# EXERCISE OBJECTIVE
Report all lines of the data below that hold the word "Extract".

____ DATA PROVIDED

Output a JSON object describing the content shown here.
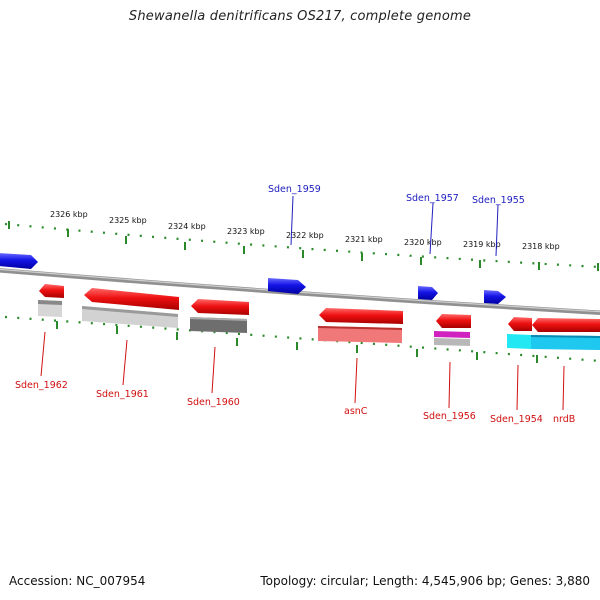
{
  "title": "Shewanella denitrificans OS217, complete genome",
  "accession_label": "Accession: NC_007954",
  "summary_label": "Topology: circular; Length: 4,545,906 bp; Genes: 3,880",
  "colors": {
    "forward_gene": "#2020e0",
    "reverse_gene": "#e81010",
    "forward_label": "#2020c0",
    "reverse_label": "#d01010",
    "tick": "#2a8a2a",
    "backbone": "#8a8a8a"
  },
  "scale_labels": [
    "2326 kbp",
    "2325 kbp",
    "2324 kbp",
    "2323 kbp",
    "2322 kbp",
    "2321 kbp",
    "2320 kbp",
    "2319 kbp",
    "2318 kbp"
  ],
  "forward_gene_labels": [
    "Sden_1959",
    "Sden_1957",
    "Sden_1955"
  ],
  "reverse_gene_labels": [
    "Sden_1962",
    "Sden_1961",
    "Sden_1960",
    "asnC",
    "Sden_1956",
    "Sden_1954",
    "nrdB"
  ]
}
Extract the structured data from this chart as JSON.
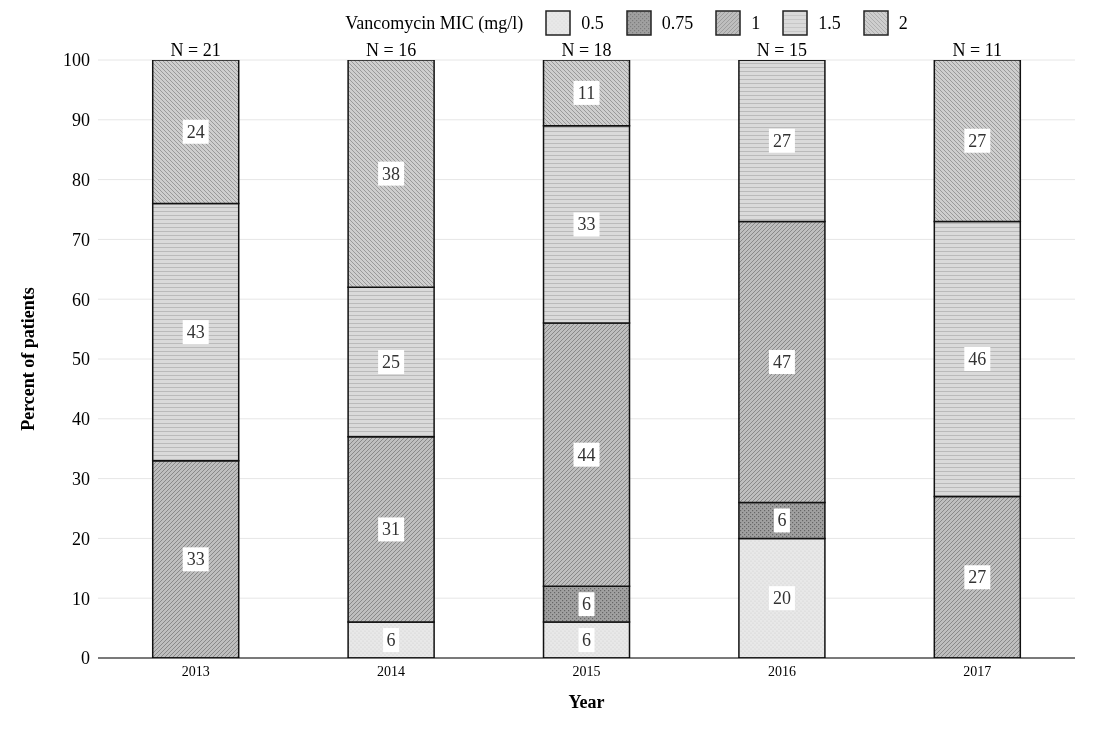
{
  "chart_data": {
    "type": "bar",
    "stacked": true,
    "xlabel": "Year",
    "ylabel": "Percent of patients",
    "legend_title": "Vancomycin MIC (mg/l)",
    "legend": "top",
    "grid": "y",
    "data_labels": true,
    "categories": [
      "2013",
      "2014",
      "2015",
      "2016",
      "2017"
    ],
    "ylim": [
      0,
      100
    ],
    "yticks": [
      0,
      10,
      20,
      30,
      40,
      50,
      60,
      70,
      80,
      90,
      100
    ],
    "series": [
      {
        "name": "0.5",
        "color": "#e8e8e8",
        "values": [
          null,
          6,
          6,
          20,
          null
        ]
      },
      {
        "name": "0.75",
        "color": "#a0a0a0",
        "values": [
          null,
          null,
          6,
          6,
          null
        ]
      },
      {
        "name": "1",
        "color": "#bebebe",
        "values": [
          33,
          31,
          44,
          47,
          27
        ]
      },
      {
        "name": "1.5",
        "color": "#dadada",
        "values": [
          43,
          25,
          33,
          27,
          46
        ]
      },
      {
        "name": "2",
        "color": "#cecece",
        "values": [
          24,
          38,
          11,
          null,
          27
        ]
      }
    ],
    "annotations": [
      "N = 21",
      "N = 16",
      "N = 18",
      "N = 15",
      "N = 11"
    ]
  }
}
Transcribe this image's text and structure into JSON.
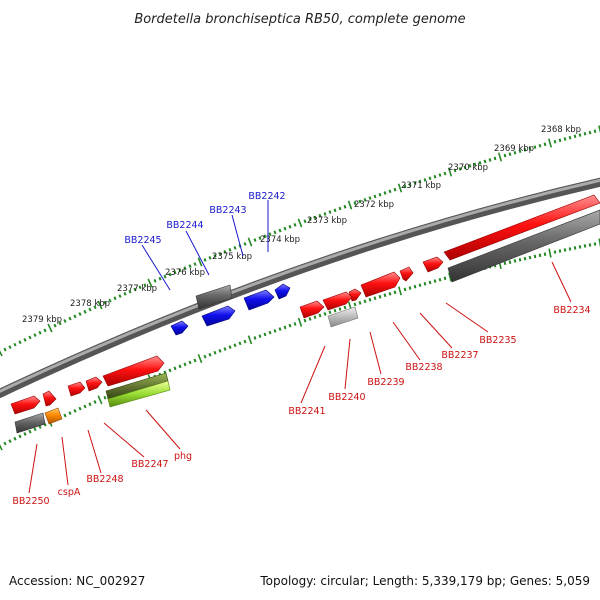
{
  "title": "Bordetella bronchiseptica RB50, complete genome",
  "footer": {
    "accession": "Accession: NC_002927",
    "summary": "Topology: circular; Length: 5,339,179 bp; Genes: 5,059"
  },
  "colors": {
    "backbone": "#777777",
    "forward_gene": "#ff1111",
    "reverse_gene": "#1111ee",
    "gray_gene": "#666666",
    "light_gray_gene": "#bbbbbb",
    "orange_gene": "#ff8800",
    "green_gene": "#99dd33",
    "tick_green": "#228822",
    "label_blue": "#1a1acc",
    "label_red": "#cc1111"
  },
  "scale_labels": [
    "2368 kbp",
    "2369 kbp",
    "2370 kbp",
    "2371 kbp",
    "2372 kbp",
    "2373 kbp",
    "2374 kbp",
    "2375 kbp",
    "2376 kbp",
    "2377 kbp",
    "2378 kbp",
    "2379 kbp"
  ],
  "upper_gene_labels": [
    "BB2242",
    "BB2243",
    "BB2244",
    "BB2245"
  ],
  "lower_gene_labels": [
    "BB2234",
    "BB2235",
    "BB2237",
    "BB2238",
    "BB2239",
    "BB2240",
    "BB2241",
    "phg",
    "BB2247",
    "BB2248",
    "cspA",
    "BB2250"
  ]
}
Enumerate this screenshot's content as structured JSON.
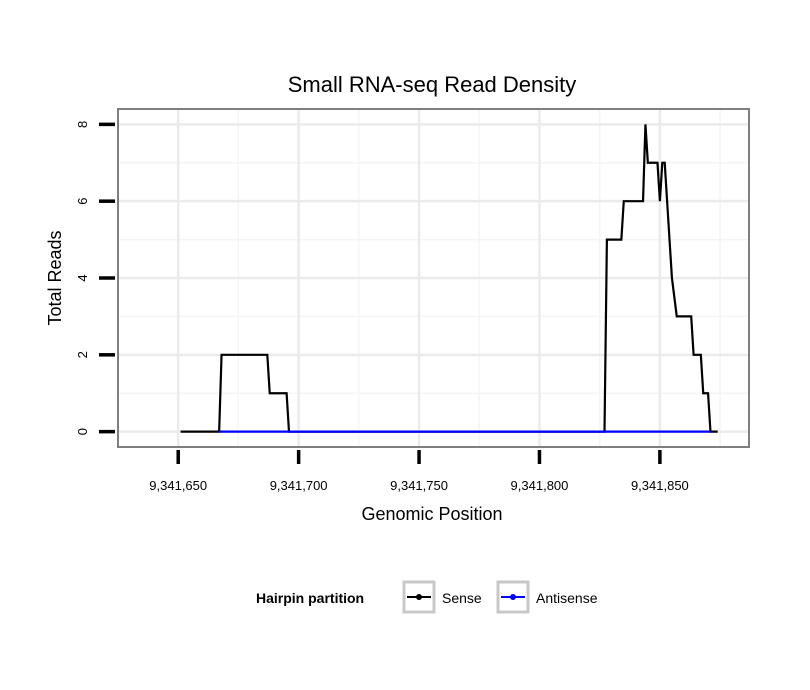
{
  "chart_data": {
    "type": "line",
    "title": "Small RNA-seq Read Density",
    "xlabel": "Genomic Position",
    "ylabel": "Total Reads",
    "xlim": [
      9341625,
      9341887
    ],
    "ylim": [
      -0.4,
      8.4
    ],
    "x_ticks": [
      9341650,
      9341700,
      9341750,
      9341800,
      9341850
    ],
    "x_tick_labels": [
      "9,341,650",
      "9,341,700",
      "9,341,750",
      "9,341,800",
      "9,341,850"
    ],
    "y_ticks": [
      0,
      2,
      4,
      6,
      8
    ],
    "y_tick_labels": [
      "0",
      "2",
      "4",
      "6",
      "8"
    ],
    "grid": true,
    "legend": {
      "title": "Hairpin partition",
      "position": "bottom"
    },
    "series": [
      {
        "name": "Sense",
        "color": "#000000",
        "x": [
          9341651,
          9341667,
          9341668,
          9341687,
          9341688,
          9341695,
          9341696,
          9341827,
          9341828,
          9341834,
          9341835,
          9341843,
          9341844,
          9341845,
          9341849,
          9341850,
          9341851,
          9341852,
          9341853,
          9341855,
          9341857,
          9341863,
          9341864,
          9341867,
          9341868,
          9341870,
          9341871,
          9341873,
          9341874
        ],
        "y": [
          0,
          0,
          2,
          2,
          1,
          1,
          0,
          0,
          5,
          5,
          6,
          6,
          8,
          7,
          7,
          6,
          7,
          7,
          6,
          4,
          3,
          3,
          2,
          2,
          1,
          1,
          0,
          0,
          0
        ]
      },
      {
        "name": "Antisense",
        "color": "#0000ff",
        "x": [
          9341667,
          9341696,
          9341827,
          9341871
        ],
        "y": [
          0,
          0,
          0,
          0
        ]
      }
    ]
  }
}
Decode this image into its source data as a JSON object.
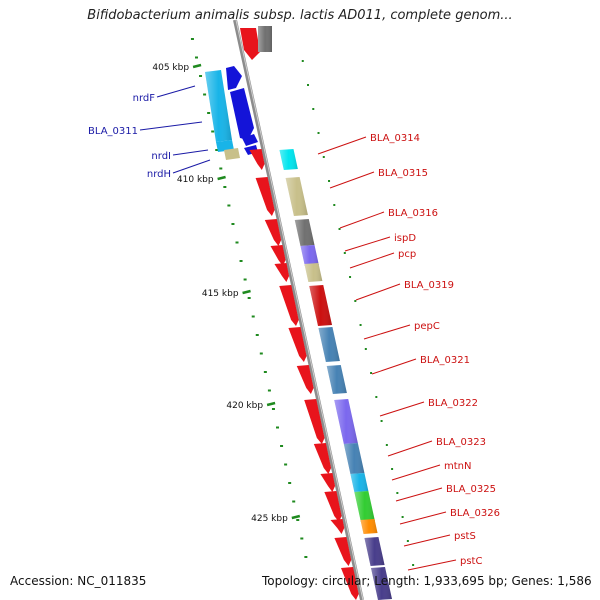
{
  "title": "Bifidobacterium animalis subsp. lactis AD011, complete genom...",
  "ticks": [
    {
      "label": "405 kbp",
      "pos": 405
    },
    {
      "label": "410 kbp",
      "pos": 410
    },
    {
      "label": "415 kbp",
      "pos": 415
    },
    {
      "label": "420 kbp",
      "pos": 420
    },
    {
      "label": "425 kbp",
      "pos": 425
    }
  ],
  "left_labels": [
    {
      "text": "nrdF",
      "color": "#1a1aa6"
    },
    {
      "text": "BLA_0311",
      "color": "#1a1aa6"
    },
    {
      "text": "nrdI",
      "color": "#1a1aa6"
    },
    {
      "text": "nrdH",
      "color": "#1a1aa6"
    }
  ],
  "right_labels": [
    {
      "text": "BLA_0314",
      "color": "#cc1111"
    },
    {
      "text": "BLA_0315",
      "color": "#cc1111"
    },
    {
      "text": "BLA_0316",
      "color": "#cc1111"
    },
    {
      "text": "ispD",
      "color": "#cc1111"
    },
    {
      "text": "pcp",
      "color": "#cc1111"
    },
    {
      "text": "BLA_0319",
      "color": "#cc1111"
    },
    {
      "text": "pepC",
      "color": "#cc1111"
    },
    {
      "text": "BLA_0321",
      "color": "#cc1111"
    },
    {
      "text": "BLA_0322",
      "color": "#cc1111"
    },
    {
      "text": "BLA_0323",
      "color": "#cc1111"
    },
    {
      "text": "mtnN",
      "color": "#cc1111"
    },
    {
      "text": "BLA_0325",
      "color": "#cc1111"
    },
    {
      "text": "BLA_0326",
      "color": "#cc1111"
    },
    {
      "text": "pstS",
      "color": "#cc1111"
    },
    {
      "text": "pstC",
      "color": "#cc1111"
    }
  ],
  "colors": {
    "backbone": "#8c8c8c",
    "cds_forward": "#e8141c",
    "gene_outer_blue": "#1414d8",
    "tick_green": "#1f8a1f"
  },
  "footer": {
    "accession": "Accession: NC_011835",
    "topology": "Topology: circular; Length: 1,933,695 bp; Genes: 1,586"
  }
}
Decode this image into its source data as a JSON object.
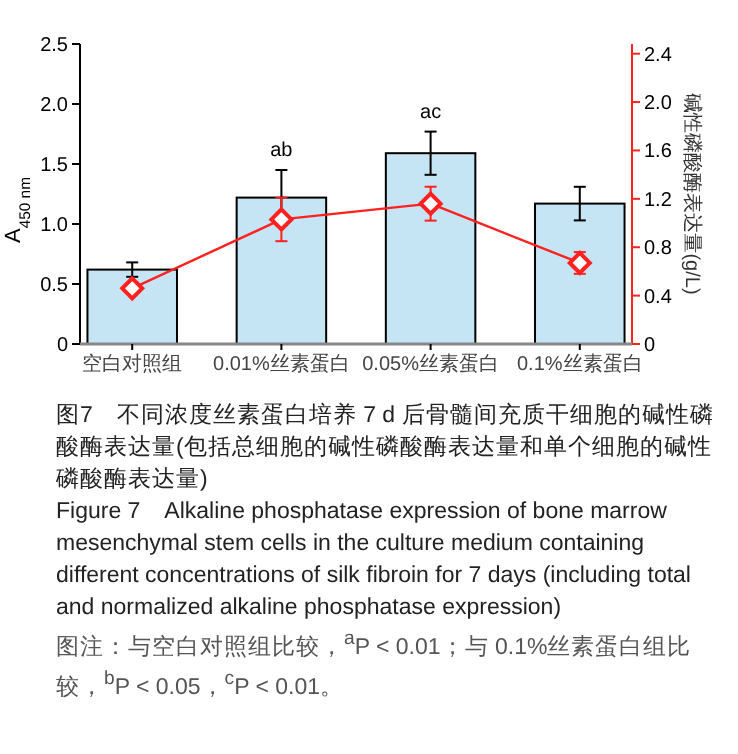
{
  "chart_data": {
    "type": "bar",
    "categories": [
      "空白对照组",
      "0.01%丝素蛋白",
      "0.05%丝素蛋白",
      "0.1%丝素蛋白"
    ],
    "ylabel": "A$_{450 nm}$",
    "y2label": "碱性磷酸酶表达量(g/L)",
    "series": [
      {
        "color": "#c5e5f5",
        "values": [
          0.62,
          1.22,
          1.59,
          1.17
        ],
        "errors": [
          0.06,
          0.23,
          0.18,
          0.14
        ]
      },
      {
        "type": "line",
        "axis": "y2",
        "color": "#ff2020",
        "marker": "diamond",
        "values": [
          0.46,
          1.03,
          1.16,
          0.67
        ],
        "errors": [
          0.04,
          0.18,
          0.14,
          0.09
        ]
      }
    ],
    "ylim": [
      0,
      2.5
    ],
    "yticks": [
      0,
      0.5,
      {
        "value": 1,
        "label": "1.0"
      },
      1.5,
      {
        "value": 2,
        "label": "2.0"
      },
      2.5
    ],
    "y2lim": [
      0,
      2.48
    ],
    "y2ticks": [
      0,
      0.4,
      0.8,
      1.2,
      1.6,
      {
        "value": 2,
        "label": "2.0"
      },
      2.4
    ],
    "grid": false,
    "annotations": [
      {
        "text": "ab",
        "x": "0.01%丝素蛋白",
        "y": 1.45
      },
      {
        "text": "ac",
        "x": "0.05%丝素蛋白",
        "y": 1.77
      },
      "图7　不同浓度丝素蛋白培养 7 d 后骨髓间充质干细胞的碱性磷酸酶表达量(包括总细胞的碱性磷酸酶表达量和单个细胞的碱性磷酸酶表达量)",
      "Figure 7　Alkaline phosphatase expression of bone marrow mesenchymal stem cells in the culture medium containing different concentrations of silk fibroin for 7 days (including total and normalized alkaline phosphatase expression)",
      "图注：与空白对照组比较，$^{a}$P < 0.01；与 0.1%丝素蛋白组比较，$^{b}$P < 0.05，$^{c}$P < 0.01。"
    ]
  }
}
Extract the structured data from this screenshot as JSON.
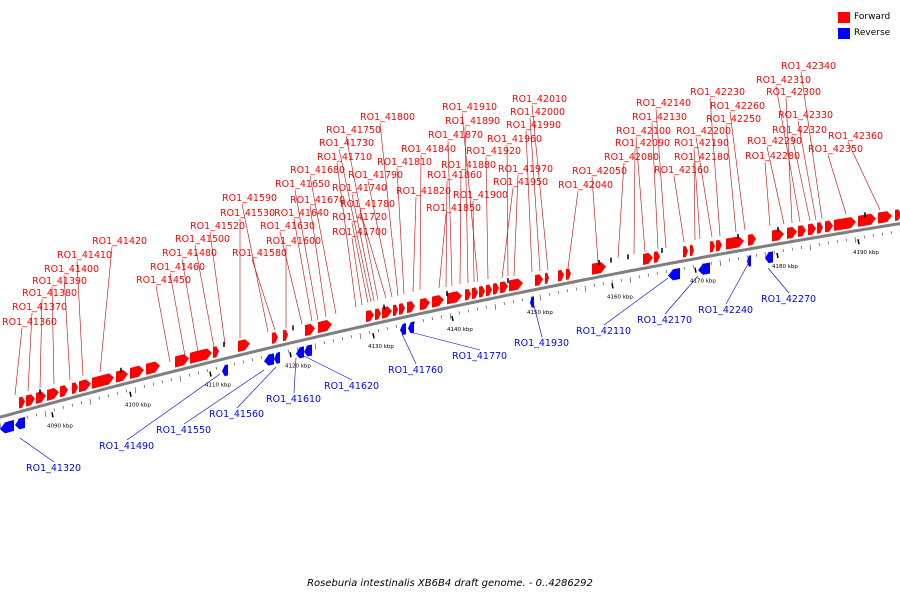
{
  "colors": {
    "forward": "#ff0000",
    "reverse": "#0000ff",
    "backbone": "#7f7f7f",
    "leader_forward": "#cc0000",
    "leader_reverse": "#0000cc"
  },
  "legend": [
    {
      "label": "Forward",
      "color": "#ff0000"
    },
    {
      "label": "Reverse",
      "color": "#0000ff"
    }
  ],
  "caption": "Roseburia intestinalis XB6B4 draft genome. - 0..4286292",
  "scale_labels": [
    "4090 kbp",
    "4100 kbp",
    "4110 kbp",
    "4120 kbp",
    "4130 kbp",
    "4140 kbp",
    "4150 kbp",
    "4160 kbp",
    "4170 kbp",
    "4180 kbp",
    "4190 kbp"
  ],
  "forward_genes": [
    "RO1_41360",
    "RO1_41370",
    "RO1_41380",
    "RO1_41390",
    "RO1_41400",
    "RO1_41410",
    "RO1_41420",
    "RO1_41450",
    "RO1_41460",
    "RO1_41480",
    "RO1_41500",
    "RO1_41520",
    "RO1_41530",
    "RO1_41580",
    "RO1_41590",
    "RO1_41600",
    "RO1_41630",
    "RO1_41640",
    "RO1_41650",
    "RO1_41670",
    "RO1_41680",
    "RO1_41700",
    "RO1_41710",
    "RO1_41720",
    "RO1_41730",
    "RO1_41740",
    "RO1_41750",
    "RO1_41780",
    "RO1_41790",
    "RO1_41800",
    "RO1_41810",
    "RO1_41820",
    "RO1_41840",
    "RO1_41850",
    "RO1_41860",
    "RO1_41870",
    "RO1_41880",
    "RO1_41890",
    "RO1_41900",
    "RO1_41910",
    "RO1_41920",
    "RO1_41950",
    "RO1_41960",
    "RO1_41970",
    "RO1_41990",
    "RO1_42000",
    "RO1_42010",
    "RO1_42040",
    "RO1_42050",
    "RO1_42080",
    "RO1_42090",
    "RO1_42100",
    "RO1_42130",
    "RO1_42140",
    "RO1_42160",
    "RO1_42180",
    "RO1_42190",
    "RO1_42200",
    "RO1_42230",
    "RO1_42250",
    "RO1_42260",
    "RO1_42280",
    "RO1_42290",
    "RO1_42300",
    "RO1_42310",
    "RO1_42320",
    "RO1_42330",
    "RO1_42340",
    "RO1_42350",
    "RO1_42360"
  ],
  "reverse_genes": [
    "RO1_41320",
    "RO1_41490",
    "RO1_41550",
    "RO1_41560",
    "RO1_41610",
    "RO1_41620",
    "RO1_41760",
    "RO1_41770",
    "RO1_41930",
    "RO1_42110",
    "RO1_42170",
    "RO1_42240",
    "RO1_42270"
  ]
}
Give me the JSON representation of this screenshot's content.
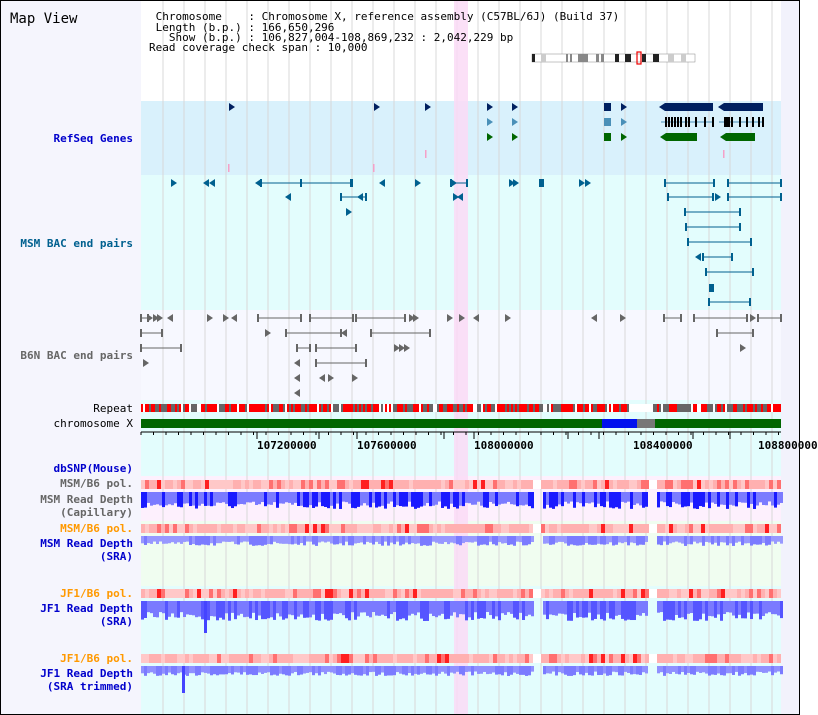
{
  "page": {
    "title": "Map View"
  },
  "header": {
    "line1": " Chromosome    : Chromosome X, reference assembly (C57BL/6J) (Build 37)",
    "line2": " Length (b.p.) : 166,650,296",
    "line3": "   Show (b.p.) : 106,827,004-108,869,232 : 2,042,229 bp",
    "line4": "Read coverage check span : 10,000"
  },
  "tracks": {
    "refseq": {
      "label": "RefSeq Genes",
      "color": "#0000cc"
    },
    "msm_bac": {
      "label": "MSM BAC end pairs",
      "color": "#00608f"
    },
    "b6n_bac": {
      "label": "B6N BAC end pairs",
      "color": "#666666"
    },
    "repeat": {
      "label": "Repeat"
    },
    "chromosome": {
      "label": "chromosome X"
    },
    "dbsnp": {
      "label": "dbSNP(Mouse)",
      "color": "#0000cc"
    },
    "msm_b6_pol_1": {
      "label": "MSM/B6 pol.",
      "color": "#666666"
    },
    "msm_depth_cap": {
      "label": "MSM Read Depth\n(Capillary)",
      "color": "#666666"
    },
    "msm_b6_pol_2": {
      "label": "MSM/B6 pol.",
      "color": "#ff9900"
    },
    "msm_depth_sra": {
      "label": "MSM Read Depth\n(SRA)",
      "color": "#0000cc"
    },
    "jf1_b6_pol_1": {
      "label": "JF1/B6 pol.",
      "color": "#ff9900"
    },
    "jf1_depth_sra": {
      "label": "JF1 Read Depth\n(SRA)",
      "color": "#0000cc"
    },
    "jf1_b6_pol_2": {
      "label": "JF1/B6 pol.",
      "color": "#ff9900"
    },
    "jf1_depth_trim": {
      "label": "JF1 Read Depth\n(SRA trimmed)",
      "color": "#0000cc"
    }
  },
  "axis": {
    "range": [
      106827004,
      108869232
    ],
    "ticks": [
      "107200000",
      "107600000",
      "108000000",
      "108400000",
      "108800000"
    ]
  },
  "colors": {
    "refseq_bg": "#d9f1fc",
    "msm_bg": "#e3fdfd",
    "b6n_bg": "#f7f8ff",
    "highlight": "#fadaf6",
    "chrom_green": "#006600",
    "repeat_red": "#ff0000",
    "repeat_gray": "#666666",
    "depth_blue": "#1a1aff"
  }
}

________

# OUTPUT FOR THIS TASK
Extract the structured data from this chart as JSON.
Extract the structured data from this screenshot as JSON.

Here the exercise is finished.